INPUT RECORDS:

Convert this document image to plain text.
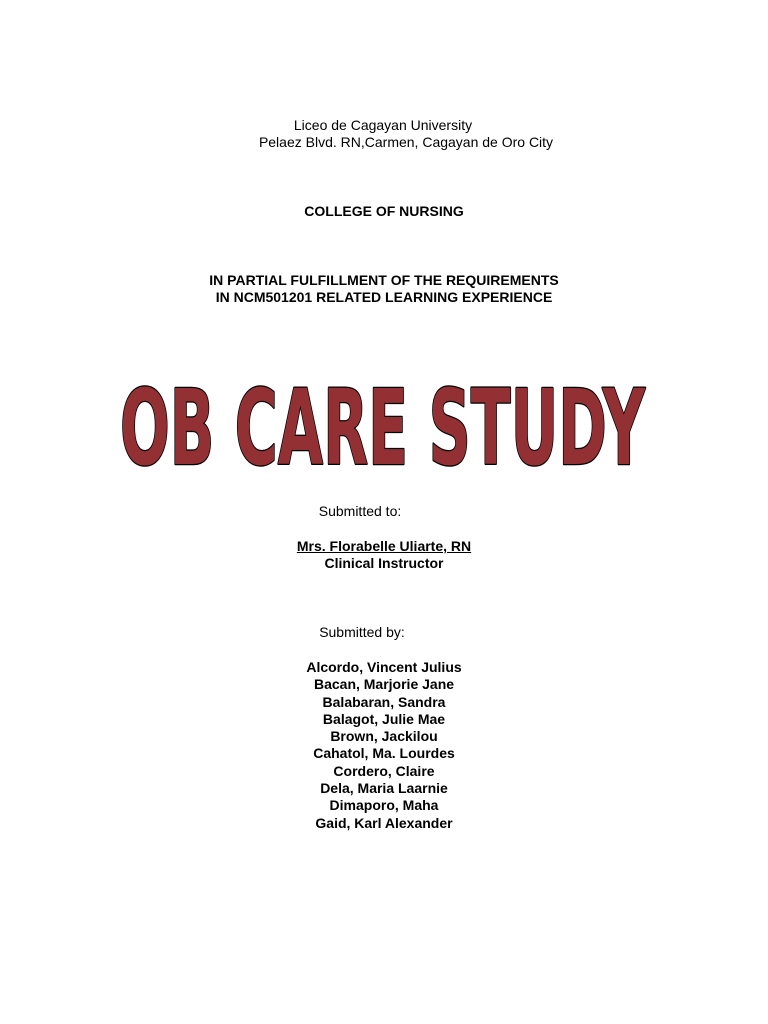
Liceo de Cagayan University
Pelaez Blvd. RN,Carmen, Cagayan de Oro City
COLLEGE OF NURSING
IN PARTIAL FULFILLMENT OF THE REQUIREMENTS
IN NCM501201 RELATED LEARNING EXPERIENCE
OB CARE STUDY
Submitted to:
Mrs. Florabelle Uliarte, RN
Clinical Instructor
Submitted by:
Alcordo, Vincent Julius
Bacan, Marjorie Jane
Balabaran, Sandra
Balagot, Julie Mae
Brown, Jackilou
Cahatol, Ma. Lourdes
Cordero, Claire
Dela, Maria Laarnie
Dimaporo, Maha
Gaid, Karl Alexander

AIM OF THE TASK:
Copy each line in full and exactly, omitting any picture.

SOLUTION:
Convert this document image to plain text.
Liceo de Cagayan University
Pelaez Blvd. RN,Carmen, Cagayan de Oro City
COLLEGE OF NURSING
IN PARTIAL FULFILLMENT OF THE REQUIREMENTS
IN NCM501201 RELATED LEARNING EXPERIENCE
OB CARE STUDY
Submitted to:
Mrs. Florabelle Uliarte, RN
Clinical Instructor
Submitted by:
Alcordo, Vincent Julius
Bacan, Marjorie Jane
Balabaran, Sandra
Balagot, Julie Mae
Brown, Jackilou
Cahatol, Ma. Lourdes
Cordero, Claire
Dela, Maria Laarnie
Dimaporo, Maha
Gaid, Karl Alexander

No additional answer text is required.